WRITTEN REQUEST
Look through the records below, and copy out every line that holds the string "Chareidi".
### RECORDS FOR THE EXERCISE
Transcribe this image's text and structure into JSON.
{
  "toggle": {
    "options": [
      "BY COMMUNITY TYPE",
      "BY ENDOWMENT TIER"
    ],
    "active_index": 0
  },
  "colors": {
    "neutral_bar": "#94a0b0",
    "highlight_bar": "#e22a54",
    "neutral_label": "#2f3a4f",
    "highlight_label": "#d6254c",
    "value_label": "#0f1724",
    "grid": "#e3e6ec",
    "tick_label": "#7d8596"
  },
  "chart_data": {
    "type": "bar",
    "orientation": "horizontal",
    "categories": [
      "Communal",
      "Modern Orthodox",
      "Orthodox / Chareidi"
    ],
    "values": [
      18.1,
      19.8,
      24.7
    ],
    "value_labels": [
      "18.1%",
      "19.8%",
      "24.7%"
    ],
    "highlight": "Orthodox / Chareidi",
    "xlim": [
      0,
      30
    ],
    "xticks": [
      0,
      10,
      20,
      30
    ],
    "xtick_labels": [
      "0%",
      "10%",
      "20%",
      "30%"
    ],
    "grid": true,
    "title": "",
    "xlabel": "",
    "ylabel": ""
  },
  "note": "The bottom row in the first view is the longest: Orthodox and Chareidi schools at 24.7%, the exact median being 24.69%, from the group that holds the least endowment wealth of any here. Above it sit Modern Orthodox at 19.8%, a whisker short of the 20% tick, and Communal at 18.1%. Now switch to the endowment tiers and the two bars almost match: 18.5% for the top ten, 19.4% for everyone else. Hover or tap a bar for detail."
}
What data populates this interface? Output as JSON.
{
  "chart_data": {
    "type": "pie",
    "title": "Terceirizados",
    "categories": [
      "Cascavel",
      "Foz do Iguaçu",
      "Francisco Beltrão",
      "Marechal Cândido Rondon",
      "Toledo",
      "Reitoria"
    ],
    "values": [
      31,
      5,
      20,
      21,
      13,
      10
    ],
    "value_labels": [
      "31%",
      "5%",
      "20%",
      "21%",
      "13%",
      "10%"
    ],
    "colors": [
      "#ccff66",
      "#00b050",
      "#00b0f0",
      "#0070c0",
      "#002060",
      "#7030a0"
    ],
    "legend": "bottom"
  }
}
######
WRITTEN RESPONSE
      "Orthodox / Chareidi"
    "highlight": "Orthodox / Chareidi",
  "note": "The bottom row in the first view is the longest: Orthodox and Chareidi schools at 24.7%, the exact median being 24.69%, from the group that holds the least endowment wealth of any here. Above it sit Modern Orthodox at 19.8%, a whisker short of the 20% tick, and Communal at 18.1%. Now switch to the endowment tiers and the two bars almost match: 18.5% for the top ten, 19.4% for everyone else. Hover or tap a bar for detail."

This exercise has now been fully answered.